■ **Task data**:
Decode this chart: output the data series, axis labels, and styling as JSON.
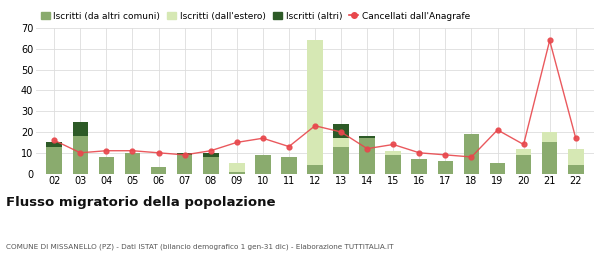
{
  "years": [
    "02",
    "03",
    "04",
    "05",
    "06",
    "07",
    "08",
    "09",
    "10",
    "11",
    "12",
    "13",
    "14",
    "15",
    "16",
    "17",
    "18",
    "19",
    "20",
    "21",
    "22"
  ],
  "iscritti_altri_comuni": [
    13,
    18,
    8,
    10,
    3,
    9,
    8,
    1,
    9,
    8,
    4,
    13,
    17,
    9,
    7,
    6,
    19,
    5,
    9,
    15,
    4
  ],
  "iscritti_estero": [
    0,
    0,
    0,
    0,
    0,
    0,
    0,
    4,
    0,
    0,
    60,
    4,
    0,
    2,
    0,
    0,
    0,
    0,
    3,
    5,
    8
  ],
  "iscritti_altri": [
    2,
    7,
    0,
    0,
    0,
    1,
    2,
    0,
    0,
    0,
    0,
    7,
    1,
    0,
    0,
    0,
    0,
    0,
    0,
    0,
    0
  ],
  "cancellati": [
    16,
    10,
    11,
    11,
    10,
    9,
    11,
    15,
    17,
    13,
    23,
    20,
    12,
    14,
    10,
    9,
    8,
    21,
    14,
    64,
    17
  ],
  "color_altri_comuni": "#8aab6e",
  "color_estero": "#d6e8b4",
  "color_altri": "#2d5a27",
  "color_cancellati": "#e8474c",
  "ylim": [
    0,
    70
  ],
  "yticks": [
    0,
    10,
    20,
    30,
    40,
    50,
    60,
    70
  ],
  "title": "Flusso migratorio della popolazione",
  "subtitle": "COMUNE DI MISSANELLO (PZ) - Dati ISTAT (bilancio demografico 1 gen-31 dic) - Elaborazione TUTTITALIA.IT",
  "legend_labels": [
    "Iscritti (da altri comuni)",
    "Iscritti (dall'estero)",
    "Iscritti (altri)",
    "Cancellati dall'Anagrafe"
  ],
  "bg_color": "#ffffff",
  "grid_color": "#dddddd"
}
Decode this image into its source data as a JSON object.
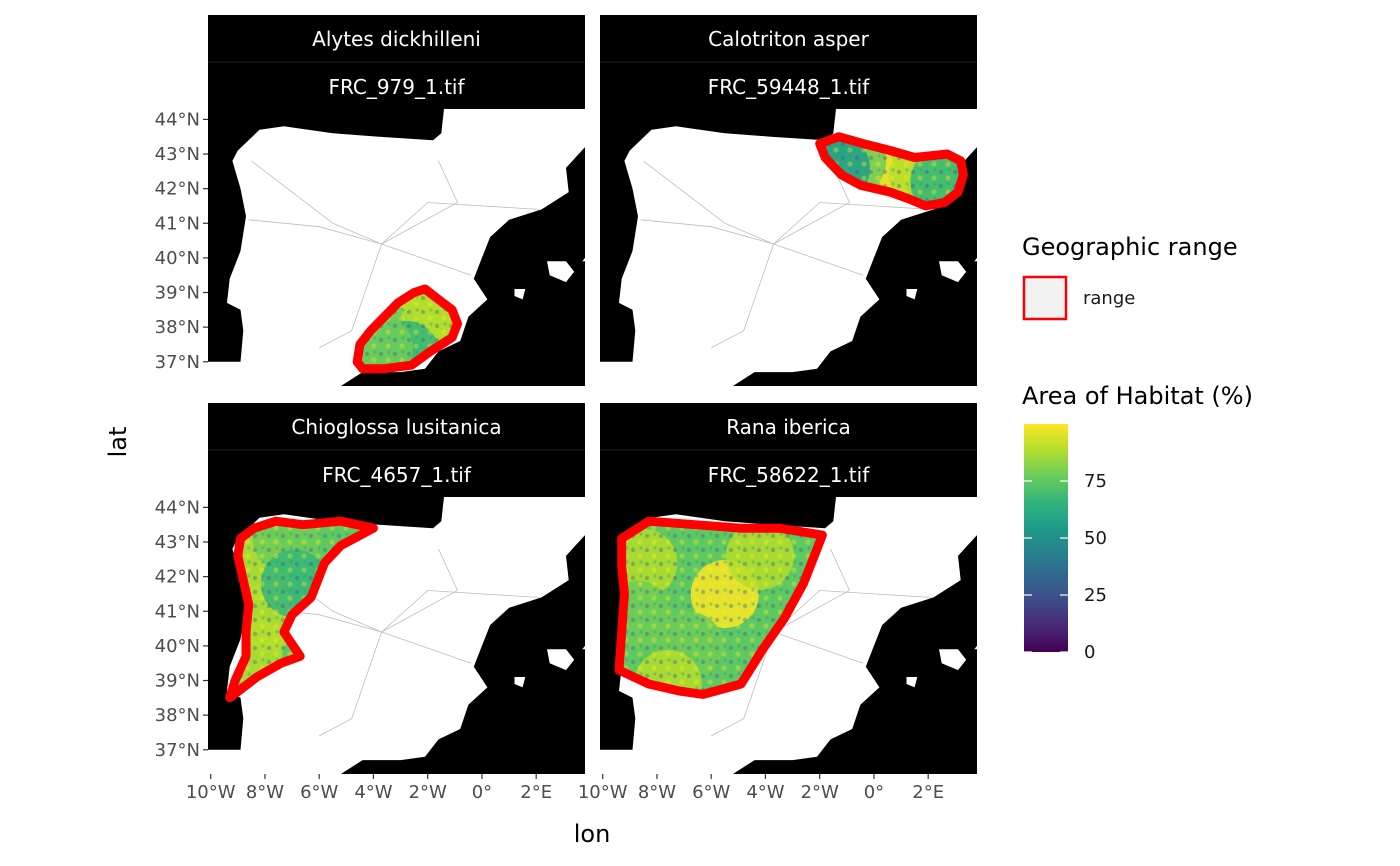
{
  "panels": [
    {
      "species": "Alytes dickhilleni",
      "file": "FRC_979_1.tif",
      "range": [
        [
          -4.6,
          37.0
        ],
        [
          -4.4,
          36.8
        ],
        [
          -3.6,
          36.8
        ],
        [
          -2.6,
          36.9
        ],
        [
          -1.9,
          37.3
        ],
        [
          -1.1,
          37.7
        ],
        [
          -0.9,
          38.1
        ],
        [
          -1.1,
          38.5
        ],
        [
          -1.6,
          38.8
        ],
        [
          -2.1,
          39.1
        ],
        [
          -2.5,
          39.0
        ],
        [
          -3.1,
          38.7
        ],
        [
          -3.6,
          38.3
        ],
        [
          -4.1,
          37.9
        ],
        [
          -4.5,
          37.5
        ]
      ],
      "hotspots": [
        [
          -2.4,
          38.2,
          90
        ],
        [
          -3.2,
          37.6,
          75
        ],
        [
          -1.7,
          38.4,
          85
        ],
        [
          -2.8,
          37.2,
          70
        ],
        [
          -3.8,
          37.4,
          80
        ]
      ]
    },
    {
      "species": "Calotriton asper",
      "file": "FRC_59448_1.tif",
      "range": [
        [
          -2.0,
          43.3
        ],
        [
          -1.3,
          43.5
        ],
        [
          -0.4,
          43.3
        ],
        [
          0.6,
          43.1
        ],
        [
          1.5,
          42.9
        ],
        [
          2.7,
          43.0
        ],
        [
          3.2,
          42.8
        ],
        [
          3.3,
          42.4
        ],
        [
          3.1,
          41.9
        ],
        [
          2.6,
          41.6
        ],
        [
          1.9,
          41.5
        ],
        [
          1.3,
          41.7
        ],
        [
          0.6,
          41.9
        ],
        [
          -0.5,
          42.1
        ],
        [
          -1.2,
          42.4
        ],
        [
          -1.8,
          42.9
        ]
      ],
      "hotspots": [
        [
          0.2,
          42.6,
          95
        ],
        [
          1.8,
          42.4,
          90
        ],
        [
          -0.8,
          42.8,
          80
        ],
        [
          2.6,
          42.2,
          70
        ],
        [
          -1.4,
          42.6,
          60
        ]
      ]
    },
    {
      "species": "Chioglossa lusitanica",
      "file": "FRC_4657_1.tif",
      "range": [
        [
          -8.9,
          43.1
        ],
        [
          -8.4,
          43.4
        ],
        [
          -7.6,
          43.6
        ],
        [
          -6.6,
          43.5
        ],
        [
          -5.2,
          43.6
        ],
        [
          -4.0,
          43.4
        ],
        [
          -5.2,
          42.9
        ],
        [
          -5.8,
          42.4
        ],
        [
          -6.3,
          41.4
        ],
        [
          -7.0,
          40.9
        ],
        [
          -7.3,
          40.4
        ],
        [
          -6.7,
          39.7
        ],
        [
          -7.4,
          39.5
        ],
        [
          -8.3,
          39.1
        ],
        [
          -8.8,
          38.8
        ],
        [
          -9.3,
          38.5
        ],
        [
          -9.1,
          39.0
        ],
        [
          -8.7,
          39.7
        ],
        [
          -8.7,
          40.4
        ],
        [
          -8.6,
          41.2
        ],
        [
          -8.8,
          41.9
        ],
        [
          -9.0,
          42.6
        ]
      ],
      "hotspots": [
        [
          -8.3,
          42.3,
          92
        ],
        [
          -8.0,
          40.8,
          88
        ],
        [
          -7.2,
          43.1,
          80
        ],
        [
          -8.6,
          39.9,
          85
        ],
        [
          -6.9,
          41.8,
          70
        ]
      ]
    },
    {
      "species": "Rana iberica",
      "file": "FRC_58622_1.tif",
      "range": [
        [
          -9.3,
          43.1
        ],
        [
          -8.3,
          43.6
        ],
        [
          -6.6,
          43.5
        ],
        [
          -4.9,
          43.4
        ],
        [
          -3.5,
          43.4
        ],
        [
          -1.9,
          43.2
        ],
        [
          -2.2,
          42.6
        ],
        [
          -2.6,
          41.8
        ],
        [
          -3.3,
          40.8
        ],
        [
          -4.1,
          39.9
        ],
        [
          -4.5,
          39.4
        ],
        [
          -4.9,
          38.9
        ],
        [
          -6.3,
          38.6
        ],
        [
          -7.2,
          38.7
        ],
        [
          -8.3,
          38.9
        ],
        [
          -9.4,
          39.3
        ],
        [
          -9.3,
          40.4
        ],
        [
          -9.2,
          41.5
        ],
        [
          -9.3,
          42.3
        ]
      ],
      "hotspots": [
        [
          -5.5,
          41.5,
          98
        ],
        [
          -8.5,
          42.4,
          90
        ],
        [
          -6.8,
          40.0,
          75
        ],
        [
          -4.2,
          42.6,
          85
        ],
        [
          -7.6,
          38.9,
          88
        ],
        [
          -8.7,
          40.9,
          80
        ]
      ]
    }
  ],
  "x_axis": {
    "title": "lon",
    "ticks": [
      {
        "value": -10,
        "label": "10°W"
      },
      {
        "value": -8,
        "label": "8°W"
      },
      {
        "value": -6,
        "label": "6°W"
      },
      {
        "value": -4,
        "label": "4°W"
      },
      {
        "value": -2,
        "label": "2°W"
      },
      {
        "value": 0,
        "label": "0°"
      },
      {
        "value": 2,
        "label": "2°E"
      }
    ]
  },
  "y_axis": {
    "title": "lat",
    "ticks": [
      {
        "value": 44,
        "label": "44°N"
      },
      {
        "value": 43,
        "label": "43°N"
      },
      {
        "value": 42,
        "label": "42°N"
      },
      {
        "value": 41,
        "label": "41°N"
      },
      {
        "value": 40,
        "label": "40°N"
      },
      {
        "value": 39,
        "label": "39°N"
      },
      {
        "value": 38,
        "label": "38°N"
      },
      {
        "value": 37,
        "label": "37°N"
      }
    ]
  },
  "map_extent": {
    "lon": [
      -10.1,
      3.8
    ],
    "lat": [
      36.3,
      44.3
    ]
  },
  "legend": {
    "range_title": "Geographic range",
    "range_label": "range",
    "habitat_title": "Area of Habitat (%)",
    "colorbar_limits": [
      0,
      100
    ],
    "colorbar_ticks": [
      0,
      25,
      50,
      75
    ],
    "range_color": "#ff0000",
    "range_fill": "#f2f2f2"
  },
  "colors": {
    "strip_bg": "#000000",
    "sea": "#000000",
    "land": "#ffffff",
    "viridis": [
      "#440154",
      "#482878",
      "#3e4a89",
      "#31688e",
      "#26828e",
      "#1f9e89",
      "#35b779",
      "#6dcd59",
      "#b4de2c",
      "#fde725"
    ]
  },
  "iberia_coast": [
    [
      -9.0,
      43.1
    ],
    [
      -8.2,
      43.7
    ],
    [
      -7.3,
      43.8
    ],
    [
      -5.5,
      43.6
    ],
    [
      -3.8,
      43.5
    ],
    [
      -1.8,
      43.4
    ],
    [
      -1.5,
      43.6
    ],
    [
      -1.4,
      44.3
    ],
    [
      0.9,
      44.3
    ],
    [
      1.4,
      44.3
    ],
    [
      3.8,
      44.3
    ],
    [
      3.8,
      43.2
    ],
    [
      3.1,
      42.6
    ],
    [
      3.2,
      41.9
    ],
    [
      2.2,
      41.4
    ],
    [
      1.0,
      41.1
    ],
    [
      0.3,
      40.6
    ],
    [
      0.0,
      40.0
    ],
    [
      -0.3,
      39.4
    ],
    [
      0.2,
      38.8
    ],
    [
      -0.5,
      38.3
    ],
    [
      -0.8,
      37.6
    ],
    [
      -1.6,
      37.3
    ],
    [
      -2.1,
      36.8
    ],
    [
      -3.0,
      36.7
    ],
    [
      -4.4,
      36.7
    ],
    [
      -5.2,
      36.3
    ],
    [
      -10.1,
      36.3
    ],
    [
      -10.1,
      37.0
    ],
    [
      -8.9,
      37.0
    ],
    [
      -8.8,
      37.9
    ],
    [
      -8.9,
      38.5
    ],
    [
      -9.4,
      38.7
    ],
    [
      -9.3,
      39.4
    ],
    [
      -8.9,
      40.2
    ],
    [
      -8.7,
      41.2
    ],
    [
      -8.9,
      42.0
    ],
    [
      -9.2,
      42.8
    ]
  ],
  "islands": [
    [
      [
        2.4,
        39.9
      ],
      [
        3.1,
        39.9
      ],
      [
        3.4,
        39.6
      ],
      [
        3.1,
        39.3
      ],
      [
        2.5,
        39.5
      ]
    ],
    [
      [
        1.2,
        39.1
      ],
      [
        1.6,
        39.1
      ],
      [
        1.5,
        38.8
      ],
      [
        1.2,
        38.9
      ]
    ],
    [
      [
        3.8,
        40.0
      ],
      [
        3.8,
        39.9
      ],
      [
        3.7,
        39.9
      ]
    ]
  ]
}
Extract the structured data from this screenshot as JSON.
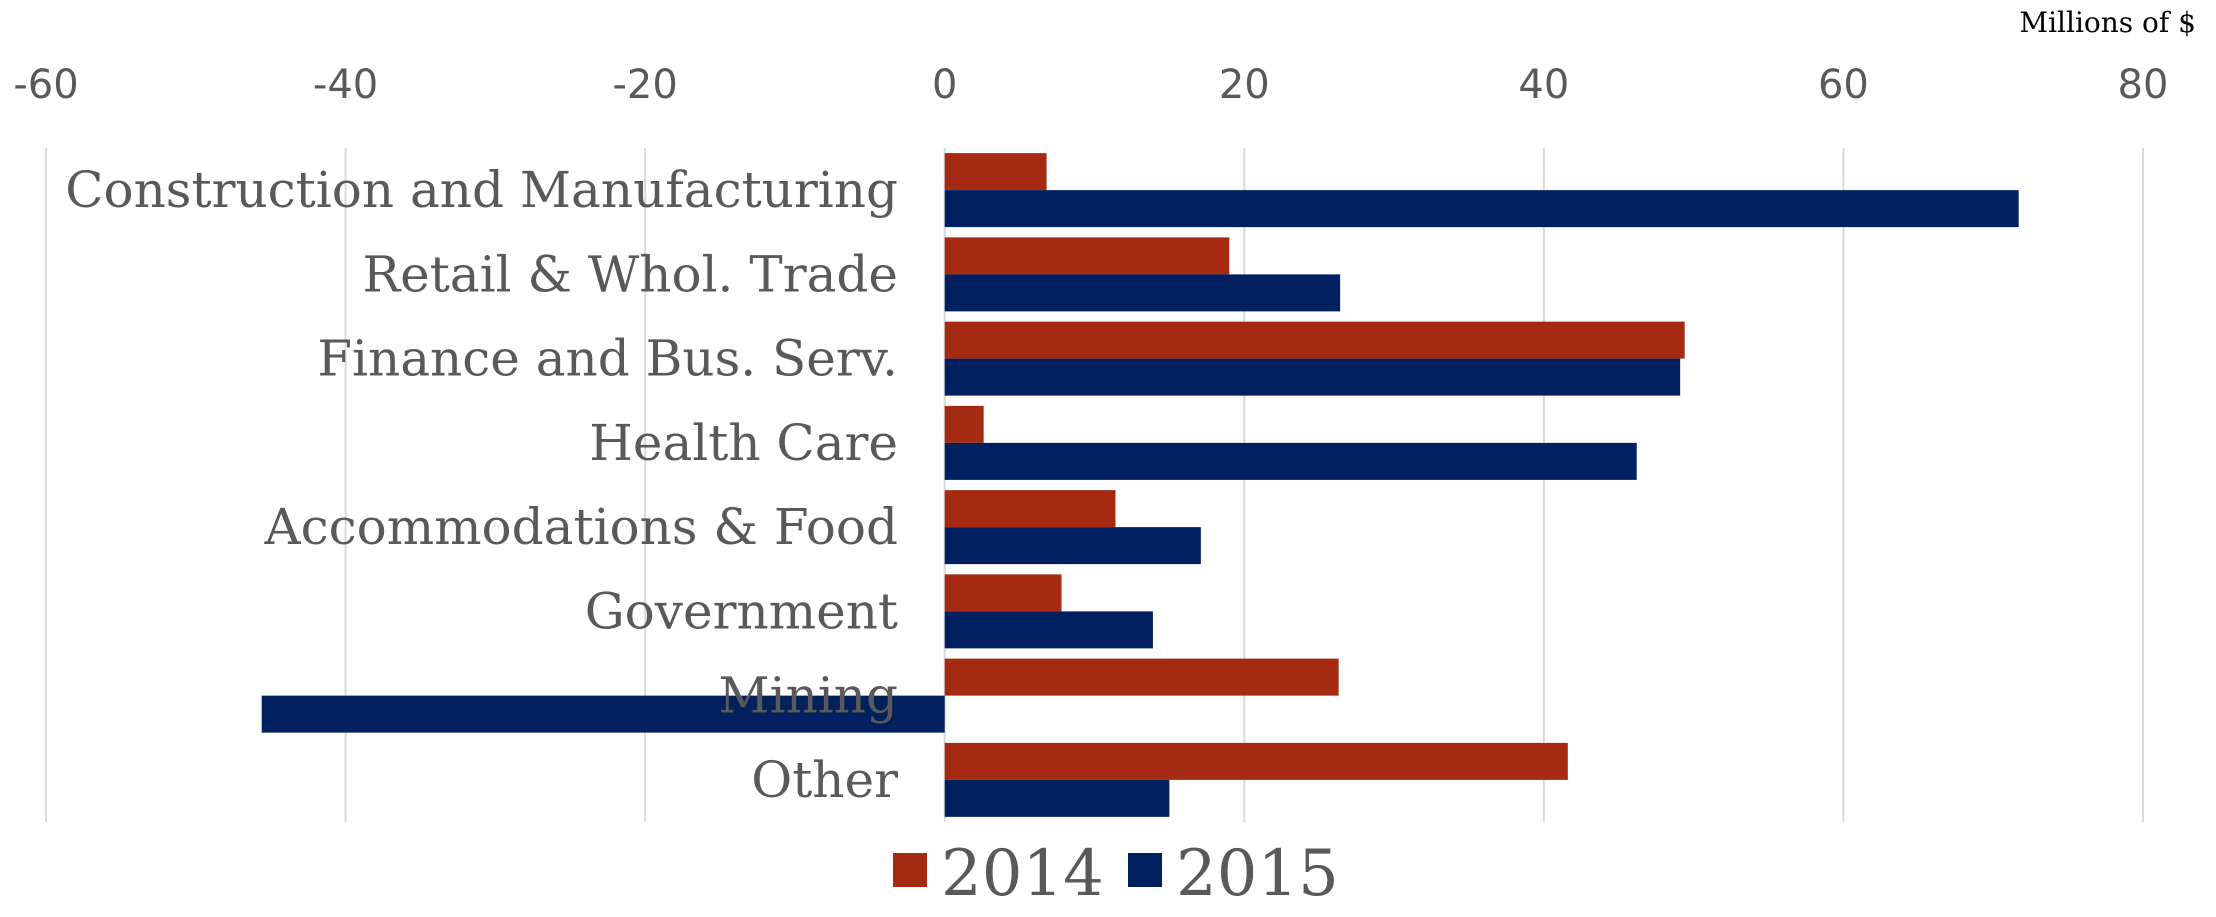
{
  "chart_data": {
    "type": "bar",
    "orientation": "horizontal",
    "unit_label": "Millions of $",
    "categories": [
      "Construction and Manufacturing",
      "Retail & Whol. Trade",
      "Finance and Bus. Serv.",
      "Health Care",
      "Accommodations & Food",
      "Government",
      "Mining",
      "Other"
    ],
    "series": [
      {
        "name": "2014",
        "color": "#A52A11",
        "values": [
          6.8,
          19.0,
          49.4,
          2.6,
          11.4,
          7.8,
          26.3,
          41.6
        ]
      },
      {
        "name": "2015",
        "color": "#002060",
        "values": [
          71.7,
          26.4,
          49.1,
          46.2,
          17.1,
          13.9,
          -45.6,
          15.0
        ]
      }
    ],
    "xlim": [
      -60,
      80
    ],
    "xticks": [
      -60,
      -40,
      -20,
      0,
      20,
      40,
      60,
      80
    ],
    "xtick_labels": [
      "-60",
      "-40",
      "-20",
      "0",
      "20",
      "40",
      "60",
      "80"
    ],
    "grid": true,
    "legend_position": "bottom"
  }
}
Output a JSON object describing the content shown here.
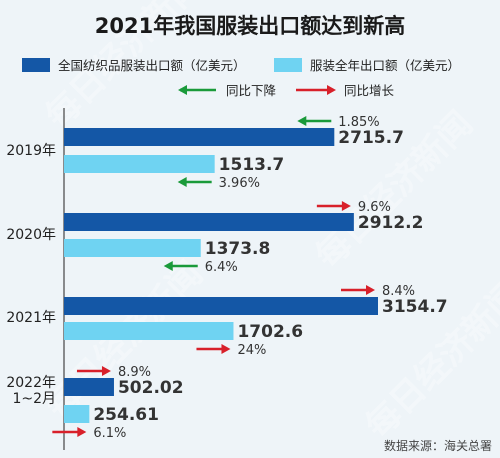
{
  "colors": {
    "total": "#1457a6",
    "apparel": "#6fd3f2",
    "down": "#1a9a3a",
    "up": "#d8202a",
    "background": "#eef4f8"
  },
  "chart_data": {
    "type": "bar",
    "orientation": "horizontal",
    "title": "2021年我国服装出口额达到新高",
    "categories": [
      "2019年",
      "2020年",
      "2021年",
      "2022年\n1~2月"
    ],
    "series": [
      {
        "name": "全国纺织品服装出口额（亿美元）",
        "values": [
          2715.7,
          2912.2,
          3154.7,
          502.02
        ],
        "labels": [
          "2715.7",
          "2912.2",
          "3154.7",
          "502.02"
        ],
        "yoy": [
          "1.85%",
          "9.6%",
          "8.4%",
          "8.9%"
        ],
        "yoy_direction": [
          "down",
          "up",
          "up",
          "up"
        ]
      },
      {
        "name": "服装全年出口额（亿美元）",
        "values": [
          1513.7,
          1373.8,
          1702.6,
          254.61
        ],
        "labels": [
          "1513.7",
          "1373.8",
          "1702.6",
          "254.61"
        ],
        "yoy": [
          "3.96%",
          "6.4%",
          "24%",
          "6.1%"
        ],
        "yoy_direction": [
          "down",
          "down",
          "up",
          "up"
        ]
      }
    ],
    "legend": {
      "down_label": "同比下降",
      "up_label": "同比增长",
      "position": "top"
    },
    "xlim": [
      0,
      3154.7
    ],
    "grid": false
  },
  "source": "数据来源：海关总署",
  "watermark": "每日经济新闻"
}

■ **Short problem**:
Look over the listing. Pull out every line with the string "source" in it.

■ **Full answer**:
Decode this image into its source data as a JSON object.
  "source": "数据来源：海关总署",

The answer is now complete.